What you are asked to do - Within the material below, find each line bearing the word "энергетики" and present it.

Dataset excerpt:
◇ ◇ ◇ ◇

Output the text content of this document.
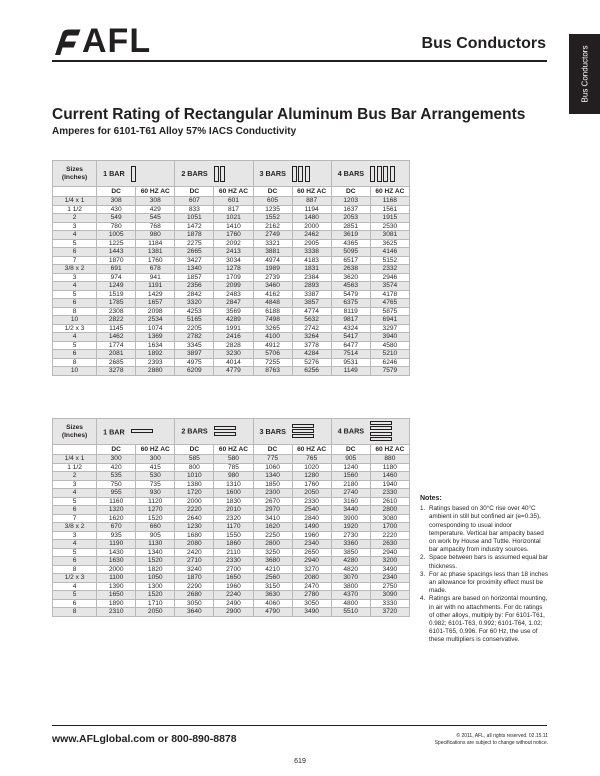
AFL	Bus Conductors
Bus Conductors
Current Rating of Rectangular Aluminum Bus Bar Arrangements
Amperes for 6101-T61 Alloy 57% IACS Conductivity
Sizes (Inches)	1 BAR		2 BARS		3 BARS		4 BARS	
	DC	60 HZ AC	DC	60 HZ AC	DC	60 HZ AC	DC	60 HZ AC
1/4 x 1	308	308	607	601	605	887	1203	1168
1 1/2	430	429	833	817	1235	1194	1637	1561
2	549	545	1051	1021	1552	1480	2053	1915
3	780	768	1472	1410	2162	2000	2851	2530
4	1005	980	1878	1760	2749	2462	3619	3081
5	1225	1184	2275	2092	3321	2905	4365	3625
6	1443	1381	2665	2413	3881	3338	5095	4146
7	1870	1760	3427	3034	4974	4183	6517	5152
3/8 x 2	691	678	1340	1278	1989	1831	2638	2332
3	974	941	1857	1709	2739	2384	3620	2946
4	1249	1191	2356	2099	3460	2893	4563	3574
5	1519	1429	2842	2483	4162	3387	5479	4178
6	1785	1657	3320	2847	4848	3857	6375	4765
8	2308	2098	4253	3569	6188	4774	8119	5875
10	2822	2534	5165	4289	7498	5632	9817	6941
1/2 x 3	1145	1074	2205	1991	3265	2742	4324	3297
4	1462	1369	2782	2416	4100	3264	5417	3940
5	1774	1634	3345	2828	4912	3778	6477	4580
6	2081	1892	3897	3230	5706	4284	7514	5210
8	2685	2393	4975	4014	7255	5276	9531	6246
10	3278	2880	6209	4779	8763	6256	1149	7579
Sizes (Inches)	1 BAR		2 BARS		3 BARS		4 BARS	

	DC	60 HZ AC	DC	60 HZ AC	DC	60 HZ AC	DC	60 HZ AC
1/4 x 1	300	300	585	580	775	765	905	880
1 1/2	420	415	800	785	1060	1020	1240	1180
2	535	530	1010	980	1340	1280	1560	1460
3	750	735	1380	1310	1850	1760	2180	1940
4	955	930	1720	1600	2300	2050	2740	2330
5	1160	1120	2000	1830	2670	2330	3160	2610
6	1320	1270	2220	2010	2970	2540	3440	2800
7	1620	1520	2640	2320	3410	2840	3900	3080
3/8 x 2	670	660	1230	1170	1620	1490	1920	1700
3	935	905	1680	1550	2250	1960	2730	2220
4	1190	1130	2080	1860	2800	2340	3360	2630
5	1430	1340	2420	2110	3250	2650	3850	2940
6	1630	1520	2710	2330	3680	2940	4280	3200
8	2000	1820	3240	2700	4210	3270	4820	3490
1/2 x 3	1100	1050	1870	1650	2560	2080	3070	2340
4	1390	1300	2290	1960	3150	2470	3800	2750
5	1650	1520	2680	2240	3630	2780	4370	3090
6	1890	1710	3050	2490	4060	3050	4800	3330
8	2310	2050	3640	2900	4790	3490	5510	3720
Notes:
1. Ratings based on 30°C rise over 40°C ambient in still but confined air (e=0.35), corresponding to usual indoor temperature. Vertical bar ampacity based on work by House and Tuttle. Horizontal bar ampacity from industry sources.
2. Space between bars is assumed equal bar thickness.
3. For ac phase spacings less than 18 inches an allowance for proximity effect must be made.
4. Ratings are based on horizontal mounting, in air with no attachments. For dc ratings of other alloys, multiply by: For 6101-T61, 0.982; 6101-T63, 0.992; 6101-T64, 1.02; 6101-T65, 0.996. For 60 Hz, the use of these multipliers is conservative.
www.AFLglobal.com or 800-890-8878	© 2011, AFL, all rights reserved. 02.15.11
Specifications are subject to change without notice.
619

◇ ◇ ◇ ◇

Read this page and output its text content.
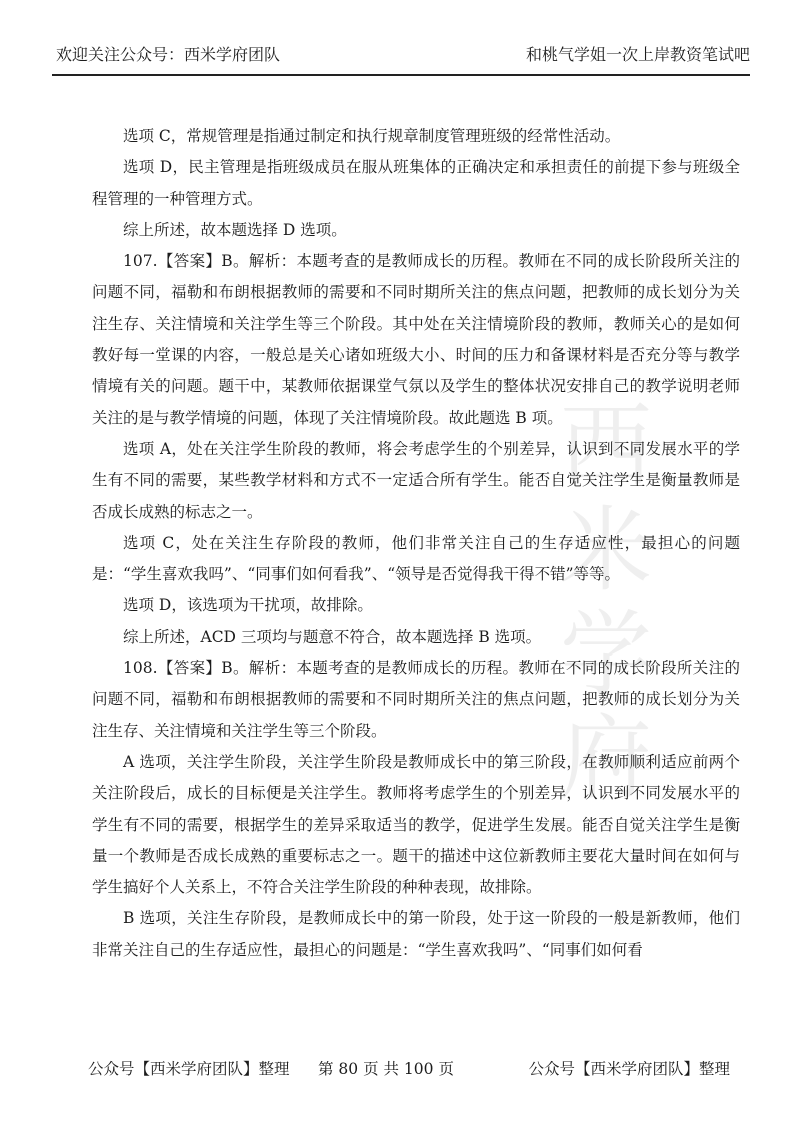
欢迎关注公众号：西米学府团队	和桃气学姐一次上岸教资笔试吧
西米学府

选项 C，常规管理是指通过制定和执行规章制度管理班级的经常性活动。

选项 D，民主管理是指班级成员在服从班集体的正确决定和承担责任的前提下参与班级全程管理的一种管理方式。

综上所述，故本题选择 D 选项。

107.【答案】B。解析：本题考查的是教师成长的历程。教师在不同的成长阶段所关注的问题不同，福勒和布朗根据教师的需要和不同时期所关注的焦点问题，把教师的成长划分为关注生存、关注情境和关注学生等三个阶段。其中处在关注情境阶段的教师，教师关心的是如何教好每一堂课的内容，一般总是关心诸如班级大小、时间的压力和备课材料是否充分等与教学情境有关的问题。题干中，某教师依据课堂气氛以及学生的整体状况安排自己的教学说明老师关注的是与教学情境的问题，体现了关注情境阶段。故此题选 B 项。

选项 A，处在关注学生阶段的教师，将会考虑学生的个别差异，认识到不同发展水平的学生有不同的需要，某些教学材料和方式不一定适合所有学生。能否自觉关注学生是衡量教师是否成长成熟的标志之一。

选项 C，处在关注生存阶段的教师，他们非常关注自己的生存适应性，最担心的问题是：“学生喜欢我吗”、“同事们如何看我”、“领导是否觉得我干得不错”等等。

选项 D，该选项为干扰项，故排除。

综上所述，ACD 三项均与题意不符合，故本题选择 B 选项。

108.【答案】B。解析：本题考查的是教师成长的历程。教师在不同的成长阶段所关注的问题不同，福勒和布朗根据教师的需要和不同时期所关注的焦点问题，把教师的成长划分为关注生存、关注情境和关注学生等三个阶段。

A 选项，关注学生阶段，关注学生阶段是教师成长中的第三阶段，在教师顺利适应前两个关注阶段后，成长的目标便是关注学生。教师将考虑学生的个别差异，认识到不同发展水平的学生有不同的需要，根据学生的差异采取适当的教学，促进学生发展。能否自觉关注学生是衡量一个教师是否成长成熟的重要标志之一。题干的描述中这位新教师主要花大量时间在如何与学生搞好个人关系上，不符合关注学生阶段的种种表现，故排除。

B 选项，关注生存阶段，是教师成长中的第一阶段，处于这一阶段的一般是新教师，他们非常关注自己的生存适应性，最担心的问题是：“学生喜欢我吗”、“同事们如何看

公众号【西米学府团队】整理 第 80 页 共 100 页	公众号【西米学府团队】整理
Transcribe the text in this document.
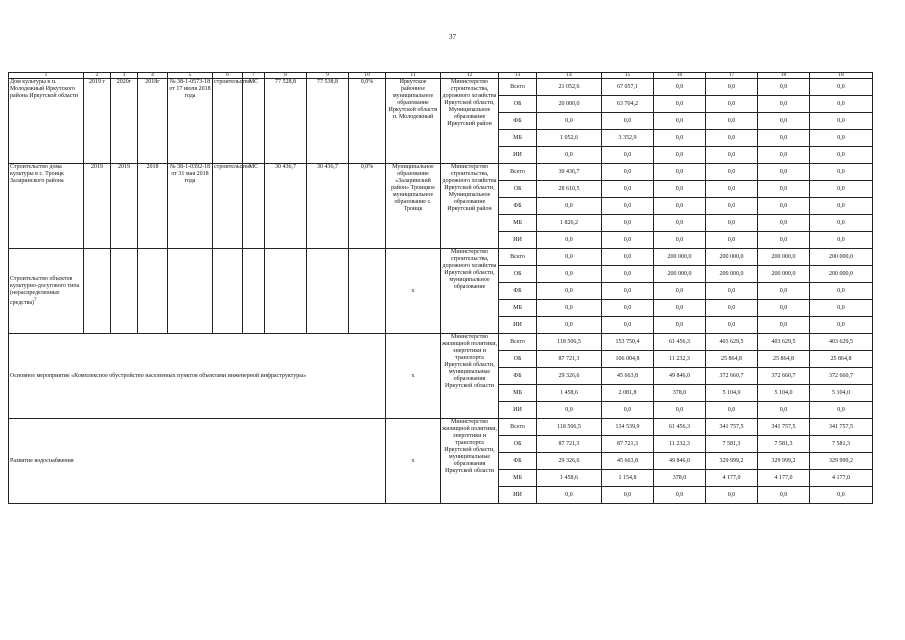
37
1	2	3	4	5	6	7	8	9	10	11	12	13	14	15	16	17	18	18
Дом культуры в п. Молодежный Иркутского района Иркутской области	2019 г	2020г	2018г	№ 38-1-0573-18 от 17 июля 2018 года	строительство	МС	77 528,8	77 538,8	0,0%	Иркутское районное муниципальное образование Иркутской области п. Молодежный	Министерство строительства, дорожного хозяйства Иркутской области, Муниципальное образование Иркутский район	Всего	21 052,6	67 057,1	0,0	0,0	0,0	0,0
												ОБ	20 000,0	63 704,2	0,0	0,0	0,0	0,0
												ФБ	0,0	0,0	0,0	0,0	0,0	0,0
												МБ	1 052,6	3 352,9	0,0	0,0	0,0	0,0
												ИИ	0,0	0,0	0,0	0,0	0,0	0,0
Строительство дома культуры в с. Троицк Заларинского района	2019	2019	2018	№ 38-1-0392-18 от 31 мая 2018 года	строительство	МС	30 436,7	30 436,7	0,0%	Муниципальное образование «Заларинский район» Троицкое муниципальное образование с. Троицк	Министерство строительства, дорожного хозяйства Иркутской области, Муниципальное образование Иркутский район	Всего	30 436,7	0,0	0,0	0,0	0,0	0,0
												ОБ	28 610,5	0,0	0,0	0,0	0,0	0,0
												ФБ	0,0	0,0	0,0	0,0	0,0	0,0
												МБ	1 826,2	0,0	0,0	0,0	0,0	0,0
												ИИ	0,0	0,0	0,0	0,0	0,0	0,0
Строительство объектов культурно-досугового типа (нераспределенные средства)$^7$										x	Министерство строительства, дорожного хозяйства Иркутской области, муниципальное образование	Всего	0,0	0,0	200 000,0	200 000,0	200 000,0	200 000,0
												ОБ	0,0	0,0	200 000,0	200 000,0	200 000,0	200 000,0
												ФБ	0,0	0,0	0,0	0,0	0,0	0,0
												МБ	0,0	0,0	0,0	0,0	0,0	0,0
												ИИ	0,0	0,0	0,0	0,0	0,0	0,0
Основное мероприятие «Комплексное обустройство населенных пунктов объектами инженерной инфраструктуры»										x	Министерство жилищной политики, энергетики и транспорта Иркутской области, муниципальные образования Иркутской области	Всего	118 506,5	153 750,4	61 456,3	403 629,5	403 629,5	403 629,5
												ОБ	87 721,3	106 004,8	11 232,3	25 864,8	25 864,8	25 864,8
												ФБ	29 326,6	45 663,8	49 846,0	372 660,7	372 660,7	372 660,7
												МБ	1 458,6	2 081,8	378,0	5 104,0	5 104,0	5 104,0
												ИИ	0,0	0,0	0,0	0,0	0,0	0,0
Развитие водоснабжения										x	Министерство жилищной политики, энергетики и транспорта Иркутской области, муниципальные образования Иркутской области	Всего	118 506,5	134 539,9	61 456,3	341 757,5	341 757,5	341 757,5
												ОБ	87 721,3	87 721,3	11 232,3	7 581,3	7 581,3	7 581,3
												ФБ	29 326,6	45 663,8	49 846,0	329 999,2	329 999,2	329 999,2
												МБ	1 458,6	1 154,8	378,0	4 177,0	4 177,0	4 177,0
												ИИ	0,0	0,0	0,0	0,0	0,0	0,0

◇ ◇ ◇ ◇

Solution for this task -
Основное мероприятие «Комплексное обустройство населенных пунктов объектами инженерной инфраструктуры»										x	Министерство жилищной политики, энергетики и транспорта Иркутской области, муниципальные образования Иркутской области	Всего	118 506,5	153 750,4	61 456,3	403 629,5	403 629,5	403 629,5
Развитие водоснабжения										x	Министерство жилищной политики, энергетики и транспорта Иркутской области, муниципальные образования Иркутской области	Всего	118 506,5	134 539,9	61 456,3	341 757,5	341 757,5	341 757,5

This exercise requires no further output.